**SHORT EXERCISE:** Output all lines exactly.

**STORED ROWS:**
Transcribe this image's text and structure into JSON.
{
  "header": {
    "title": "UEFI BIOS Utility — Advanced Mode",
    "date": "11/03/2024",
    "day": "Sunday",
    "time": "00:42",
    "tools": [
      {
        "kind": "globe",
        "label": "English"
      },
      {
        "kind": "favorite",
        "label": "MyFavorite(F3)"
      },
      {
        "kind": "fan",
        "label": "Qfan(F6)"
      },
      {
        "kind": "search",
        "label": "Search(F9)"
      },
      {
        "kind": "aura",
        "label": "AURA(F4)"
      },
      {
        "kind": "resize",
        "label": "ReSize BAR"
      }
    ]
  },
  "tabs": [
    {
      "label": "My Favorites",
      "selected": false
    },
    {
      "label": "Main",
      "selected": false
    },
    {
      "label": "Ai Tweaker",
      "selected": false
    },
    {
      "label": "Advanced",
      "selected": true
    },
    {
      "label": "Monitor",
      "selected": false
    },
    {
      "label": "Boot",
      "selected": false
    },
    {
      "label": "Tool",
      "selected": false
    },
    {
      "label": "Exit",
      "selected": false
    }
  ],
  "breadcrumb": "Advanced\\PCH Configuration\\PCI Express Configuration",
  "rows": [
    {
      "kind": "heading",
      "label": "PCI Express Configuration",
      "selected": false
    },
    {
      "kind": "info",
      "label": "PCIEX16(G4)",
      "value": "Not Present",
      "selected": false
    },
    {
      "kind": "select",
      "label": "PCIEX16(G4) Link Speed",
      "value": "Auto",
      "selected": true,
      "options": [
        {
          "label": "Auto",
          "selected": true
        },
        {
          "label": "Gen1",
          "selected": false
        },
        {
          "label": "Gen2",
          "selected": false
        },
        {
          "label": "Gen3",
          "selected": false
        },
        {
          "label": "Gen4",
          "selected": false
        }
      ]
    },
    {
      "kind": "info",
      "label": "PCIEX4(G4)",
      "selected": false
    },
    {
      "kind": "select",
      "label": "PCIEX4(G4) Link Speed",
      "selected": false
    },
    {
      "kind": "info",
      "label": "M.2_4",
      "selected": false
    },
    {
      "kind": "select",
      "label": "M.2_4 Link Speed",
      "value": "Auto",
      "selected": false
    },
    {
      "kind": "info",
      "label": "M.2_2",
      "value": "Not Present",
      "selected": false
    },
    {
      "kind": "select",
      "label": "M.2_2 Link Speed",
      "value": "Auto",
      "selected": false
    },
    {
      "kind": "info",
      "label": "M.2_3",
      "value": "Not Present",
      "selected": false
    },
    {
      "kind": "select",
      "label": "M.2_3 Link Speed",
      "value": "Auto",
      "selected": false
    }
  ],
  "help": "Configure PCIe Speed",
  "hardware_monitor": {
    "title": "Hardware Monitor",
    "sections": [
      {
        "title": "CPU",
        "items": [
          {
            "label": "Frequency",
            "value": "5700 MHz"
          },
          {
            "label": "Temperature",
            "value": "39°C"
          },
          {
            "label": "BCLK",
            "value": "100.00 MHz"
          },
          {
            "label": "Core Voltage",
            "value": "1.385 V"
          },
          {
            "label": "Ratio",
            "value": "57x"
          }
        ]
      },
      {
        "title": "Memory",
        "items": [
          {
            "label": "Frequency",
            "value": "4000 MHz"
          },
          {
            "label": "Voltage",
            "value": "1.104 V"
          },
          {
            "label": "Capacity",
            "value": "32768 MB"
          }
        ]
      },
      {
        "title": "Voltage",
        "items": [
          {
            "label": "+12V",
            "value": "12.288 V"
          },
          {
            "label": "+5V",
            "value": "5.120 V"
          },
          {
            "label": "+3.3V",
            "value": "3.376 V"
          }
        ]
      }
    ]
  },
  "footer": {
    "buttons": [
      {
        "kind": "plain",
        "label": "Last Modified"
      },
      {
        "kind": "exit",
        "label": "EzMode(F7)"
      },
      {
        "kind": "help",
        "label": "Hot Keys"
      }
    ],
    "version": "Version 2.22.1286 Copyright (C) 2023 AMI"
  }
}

**OUTPUT OF THE EXERCISE:**
Transcribe this image's text and structure into JSON.
{
  "header": {
    "title": "UEFI BIOS Utility — Advanced Mode",
    "date": "11/03/2024",
    "day": "Sunday",
    "time": "00:42",
    "tools": [
      {
        "kind": "globe",
        "label": "English"
      },
      {
        "kind": "favorite",
        "label": "MyFavorite(F3)"
      },
      {
        "kind": "fan",
        "label": "Qfan(F6)"
      },
      {
        "kind": "search",
        "label": "Search(F9)"
      },
      {
        "kind": "aura",
        "label": "AURA(F4)"
      },
      {
        "kind": "resize",
        "label": "ReSize BAR"
      }
    ]
  },
  "tabs": [
    {
      "label": "My Favorites",
      "selected": false
    },
    {
      "label": "Main",
      "selected": false
    },
    {
      "label": "Ai Tweaker",
      "selected": false
    },
    {
      "label": "Advanced",
      "selected": true
    },
    {
      "label": "Monitor",
      "selected": false
    },
    {
      "label": "Boot",
      "selected": false
    },
    {
      "label": "Tool",
      "selected": false
    },
    {
      "label": "Exit",
      "selected": false
    }
  ],
  "breadcrumb": "Advanced\\PCH Configuration\\PCI Express Configuration",
  "rows": [
    {
      "kind": "heading",
      "label": "PCI Express Configuration",
      "selected": false
    },
    {
      "kind": "info",
      "label": "PCIEX16(G4)",
      "value": "Not Present",
      "selected": false
    },
    {
      "kind": "select",
      "label": "PCIEX16(G4) Link Speed",
      "value": "Auto",
      "selected": true,
      "options": [
        {
          "label": "Auto",
          "selected": true
        },
        {
          "label": "Gen1",
          "selected": false
        },
        {
          "label": "Gen2",
          "selected": false
        },
        {
          "label": "Gen3",
          "selected": false
        },
        {
          "label": "Gen4",
          "selected": false
        }
      ]
    },
    {
      "kind": "info",
      "label": "PCIEX4(G4)",
      "selected": false
    },
    {
      "kind": "select",
      "label": "PCIEX4(G4) Link Speed",
      "selected": false
    },
    {
      "kind": "info",
      "label": "M.2_4",
      "selected": false
    },
    {
      "kind": "select",
      "label": "M.2_4 Link Speed",
      "value": "Auto",
      "selected": false
    },
    {
      "kind": "info",
      "label": "M.2_2",
      "value": "Not Present",
      "selected": false
    },
    {
      "kind": "select",
      "label": "M.2_2 Link Speed",
      "value": "Auto",
      "selected": false
    },
    {
      "kind": "info",
      "label": "M.2_3",
      "value": "Not Present",
      "selected": false
    },
    {
      "kind": "select",
      "label": "M.2_3 Link Speed",
      "value": "Auto",
      "selected": false
    }
  ],
  "help": "Configure PCIe Speed",
  "hardware_monitor": {
    "title": "Hardware Monitor",
    "sections": [
      {
        "title": "CPU",
        "items": [
          {
            "label": "Frequency",
            "value": "5700 MHz"
          },
          {
            "label": "Temperature",
            "value": "39°C"
          },
          {
            "label": "BCLK",
            "value": "100.00 MHz"
          },
          {
            "label": "Core Voltage",
            "value": "1.385 V"
          },
          {
            "label": "Ratio",
            "value": "57x"
          }
        ]
      },
      {
        "title": "Memory",
        "items": [
          {
            "label": "Frequency",
            "value": "4000 MHz"
          },
          {
            "label": "Voltage",
            "value": "1.104 V"
          },
          {
            "label": "Capacity",
            "value": "32768 MB"
          }
        ]
      },
      {
        "title": "Voltage",
        "items": [
          {
            "label": "+12V",
            "value": "12.288 V"
          },
          {
            "label": "+5V",
            "value": "5.120 V"
          },
          {
            "label": "+3.3V",
            "value": "3.376 V"
          }
        ]
      }
    ]
  },
  "footer": {
    "buttons": [
      {
        "kind": "plain",
        "label": "Last Modified"
      },
      {
        "kind": "exit",
        "label": "EzMode(F7)"
      },
      {
        "kind": "help",
        "label": "Hot Keys"
      }
    ],
    "version": "Version 2.22.1286 Copyright (C) 2023 AMI"
  }
}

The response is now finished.